Your task is to copy the listing exactly, with the pictures left out.

····················

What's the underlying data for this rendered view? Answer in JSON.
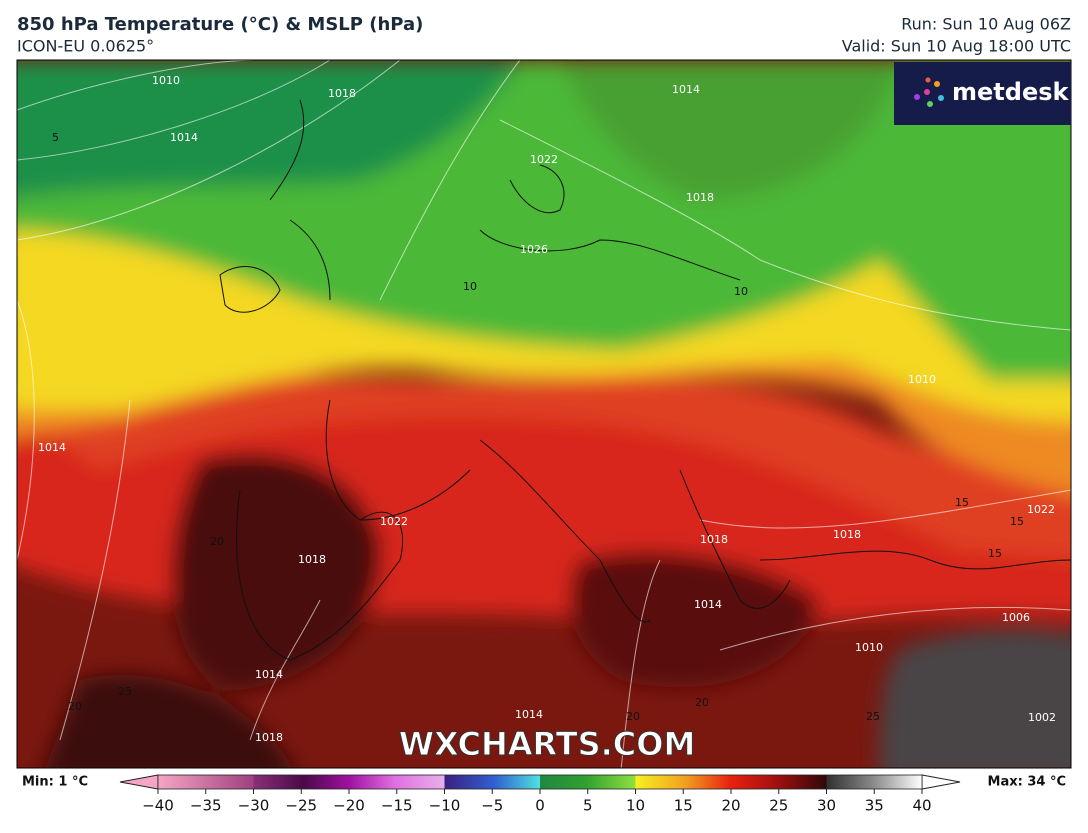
{
  "header": {
    "title": "850 hPa Temperature (°C) & MSLP (hPa)",
    "subtitle": "ICON-EU 0.0625°",
    "run": "Run: Sun 10 Aug 06Z",
    "valid": "Valid: Sun 10 Aug 18:00 UTC"
  },
  "logo": "metdesk",
  "watermark": "WXCHARTS.COM",
  "map": {
    "contour_labels": [
      "1010",
      "1014",
      "5",
      "1018",
      "1022",
      "1026",
      "1014",
      "1018",
      "10",
      "10",
      "1014",
      "1018",
      "1022",
      "1018",
      "20",
      "1018",
      "1014",
      "15",
      "15",
      "15",
      "1022",
      "1006",
      "1010",
      "1014",
      "1002",
      "1014",
      "20",
      "20",
      "20",
      "25",
      "25",
      "1018",
      "1010"
    ]
  },
  "colorbar": {
    "min": "Min: 1 °C",
    "max": "Max: 34 °C",
    "ticks": [
      {
        "value": -40,
        "label": "−40"
      },
      {
        "value": -35,
        "label": "−35"
      },
      {
        "value": -30,
        "label": "−30"
      },
      {
        "value": -25,
        "label": "−25"
      },
      {
        "value": -20,
        "label": "−20"
      },
      {
        "value": -15,
        "label": "−15"
      },
      {
        "value": -10,
        "label": "−10"
      },
      {
        "value": -5,
        "label": "−5"
      },
      0,
      5,
      10,
      15,
      20,
      25,
      30,
      35,
      40
    ]
  }
}
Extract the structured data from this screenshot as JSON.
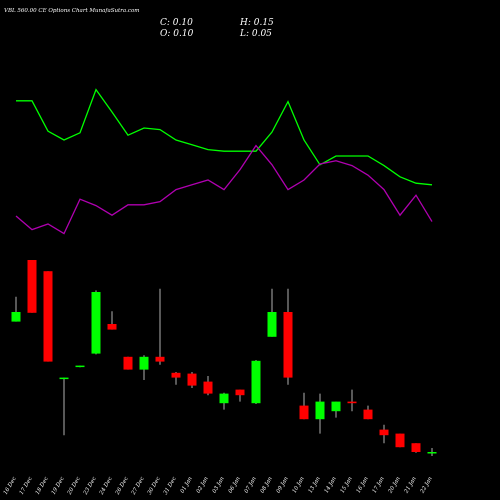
{
  "chart_data": {
    "type": "candlestick",
    "title": "VBL 560.00 CE Options Chart MunafaSutra.com",
    "header": [
      "C: 0.10",
      "H: 0.15",
      "O: 0.10",
      "L: 0.05"
    ],
    "categories": [
      "16 Dec",
      "17 Dec",
      "18 Dec",
      "19 Dec",
      "20 Dec",
      "23 Dec",
      "24 Dec",
      "26 Dec",
      "27 Dec",
      "30 Dec",
      "31 Dec",
      "01 Jan",
      "02 Jan",
      "03 Jan",
      "06 Jan",
      "07 Jan",
      "08 Jan",
      "09 Jan",
      "10 Jan",
      "13 Jan",
      "14 Jan",
      "15 Jan",
      "16 Jan",
      "17 Jan",
      "20 Jan",
      "21 Jan",
      "22 Jan"
    ],
    "open": [
      1.73,
      2.5,
      2.36,
      1.03,
      1.18,
      1.33,
      1.7,
      1.29,
      1.13,
      1.29,
      1.09,
      1.08,
      0.98,
      0.71,
      0.88,
      0.71,
      1.54,
      1.85,
      0.68,
      0.51,
      0.61,
      0.73,
      0.63,
      0.38,
      0.33,
      0.21,
      0.1
    ],
    "high": [
      2.04,
      2.5,
      2.36,
      1.03,
      1.18,
      2.12,
      1.86,
      1.29,
      1.31,
      2.14,
      1.1,
      1.1,
      1.05,
      0.84,
      0.88,
      1.25,
      2.14,
      2.14,
      0.84,
      0.83,
      0.73,
      0.88,
      0.68,
      0.44,
      0.33,
      0.21,
      0.15
    ],
    "low": [
      1.73,
      1.84,
      1.23,
      0.31,
      1.16,
      1.32,
      1.63,
      1.13,
      1.0,
      1.19,
      0.94,
      0.9,
      0.81,
      0.63,
      0.73,
      0.7,
      1.54,
      0.94,
      0.51,
      0.33,
      0.53,
      0.61,
      0.51,
      0.21,
      0.16,
      0.09,
      0.05
    ],
    "close": [
      1.85,
      1.84,
      1.23,
      1.03,
      1.18,
      2.1,
      1.63,
      1.13,
      1.29,
      1.23,
      1.03,
      0.93,
      0.83,
      0.83,
      0.81,
      1.24,
      1.85,
      1.03,
      0.51,
      0.73,
      0.73,
      0.71,
      0.51,
      0.31,
      0.16,
      0.1,
      0.1
    ],
    "up_color": "#00ff00",
    "down_color": "#ff0000",
    "wick_color": "#dddddd",
    "series": [
      {
        "color": "#00ff00",
        "values": [
          4.49,
          4.49,
          4.11,
          4.0,
          4.09,
          4.63,
          4.35,
          4.06,
          4.15,
          4.13,
          4.0,
          3.94,
          3.88,
          3.86,
          3.86,
          3.86,
          4.1,
          4.48,
          4.0,
          3.69,
          3.8,
          3.8,
          3.8,
          3.68,
          3.54,
          3.46,
          3.44
        ]
      },
      {
        "color": "#b000b0",
        "values": [
          3.05,
          2.88,
          2.95,
          2.83,
          3.26,
          3.18,
          3.06,
          3.19,
          3.19,
          3.23,
          3.38,
          3.44,
          3.5,
          3.38,
          3.63,
          3.93,
          3.69,
          3.38,
          3.5,
          3.7,
          3.74,
          3.68,
          3.56,
          3.38,
          3.06,
          3.31,
          2.98
        ]
      }
    ],
    "ylim": [
      0,
      5.75
    ]
  }
}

····················

#### [Final answer]
What's the underlying data for this rendered view? Answer in JSON.
{
  "header": {
    "title": "850 hPa Temperature (°C) & MSLP (hPa)",
    "subtitle": "ICON-EU 0.0625°",
    "run": "Run: Sun 10 Aug 06Z",
    "valid": "Valid: Sun 10 Aug 18:00 UTC"
  },
  "logo": "metdesk",
  "watermark": "WXCHARTS.COM",
  "map": {
    "contour_labels": [
      "1010",
      "1014",
      "5",
      "1018",
      "1022",
      "1026",
      "1014",
      "1018",
      "10",
      "10",
      "1014",
      "1018",
      "1022",
      "1018",
      "20",
      "1018",
      "1014",
      "15",
      "15",
      "15",
      "1022",
      "1006",
      "1010",
      "1014",
      "1002",
      "1014",
      "20",
      "20",
      "20",
      "25",
      "25",
      "1018",
      "1010"
    ]
  },
  "colorbar": {
    "min": "Min: 1 °C",
    "max": "Max: 34 °C",
    "ticks": [
      {
        "value": -40,
        "label": "−40"
      },
      {
        "value": -35,
        "label": "−35"
      },
      {
        "value": -30,
        "label": "−30"
      },
      {
        "value": -25,
        "label": "−25"
      },
      {
        "value": -20,
        "label": "−20"
      },
      {
        "value": -15,
        "label": "−15"
      },
      {
        "value": -10,
        "label": "−10"
      },
      {
        "value": -5,
        "label": "−5"
      },
      0,
      5,
      10,
      15,
      20,
      25,
      30,
      35,
      40
    ]
  }
}
Extract the structured data from this screenshot as JSON.
{
  "chart_data": {
    "type": "candlestick",
    "title": "VBL 560.00 CE Options Chart MunafaSutra.com",
    "header": [
      "C: 0.10",
      "H: 0.15",
      "O: 0.10",
      "L: 0.05"
    ],
    "categories": [
      "16 Dec",
      "17 Dec",
      "18 Dec",
      "19 Dec",
      "20 Dec",
      "23 Dec",
      "24 Dec",
      "26 Dec",
      "27 Dec",
      "30 Dec",
      "31 Dec",
      "01 Jan",
      "02 Jan",
      "03 Jan",
      "06 Jan",
      "07 Jan",
      "08 Jan",
      "09 Jan",
      "10 Jan",
      "13 Jan",
      "14 Jan",
      "15 Jan",
      "16 Jan",
      "17 Jan",
      "20 Jan",
      "21 Jan",
      "22 Jan"
    ],
    "open": [
      1.73,
      2.5,
      2.36,
      1.03,
      1.18,
      1.33,
      1.7,
      1.29,
      1.13,
      1.29,
      1.09,
      1.08,
      0.98,
      0.71,
      0.88,
      0.71,
      1.54,
      1.85,
      0.68,
      0.51,
      0.61,
      0.73,
      0.63,
      0.38,
      0.33,
      0.21,
      0.1
    ],
    "high": [
      2.04,
      2.5,
      2.36,
      1.03,
      1.18,
      2.12,
      1.86,
      1.29,
      1.31,
      2.14,
      1.1,
      1.1,
      1.05,
      0.84,
      0.88,
      1.25,
      2.14,
      2.14,
      0.84,
      0.83,
      0.73,
      0.88,
      0.68,
      0.44,
      0.33,
      0.21,
      0.15
    ],
    "low": [
      1.73,
      1.84,
      1.23,
      0.31,
      1.16,
      1.32,
      1.63,
      1.13,
      1.0,
      1.19,
      0.94,
      0.9,
      0.81,
      0.63,
      0.73,
      0.7,
      1.54,
      0.94,
      0.51,
      0.33,
      0.53,
      0.61,
      0.51,
      0.21,
      0.16,
      0.09,
      0.05
    ],
    "close": [
      1.85,
      1.84,
      1.23,
      1.03,
      1.18,
      2.1,
      1.63,
      1.13,
      1.29,
      1.23,
      1.03,
      0.93,
      0.83,
      0.83,
      0.81,
      1.24,
      1.85,
      1.03,
      0.51,
      0.73,
      0.73,
      0.71,
      0.51,
      0.31,
      0.16,
      0.1,
      0.1
    ],
    "up_color": "#00ff00",
    "down_color": "#ff0000",
    "wick_color": "#dddddd",
    "series": [
      {
        "color": "#00ff00",
        "values": [
          4.49,
          4.49,
          4.11,
          4.0,
          4.09,
          4.63,
          4.35,
          4.06,
          4.15,
          4.13,
          4.0,
          3.94,
          3.88,
          3.86,
          3.86,
          3.86,
          4.1,
          4.48,
          4.0,
          3.69,
          3.8,
          3.8,
          3.8,
          3.68,
          3.54,
          3.46,
          3.44
        ]
      },
      {
        "color": "#b000b0",
        "values": [
          3.05,
          2.88,
          2.95,
          2.83,
          3.26,
          3.18,
          3.06,
          3.19,
          3.19,
          3.23,
          3.38,
          3.44,
          3.5,
          3.38,
          3.63,
          3.93,
          3.69,
          3.38,
          3.5,
          3.7,
          3.74,
          3.68,
          3.56,
          3.38,
          3.06,
          3.31,
          2.98
        ]
      }
    ],
    "ylim": [
      0,
      5.75
    ]
  }
}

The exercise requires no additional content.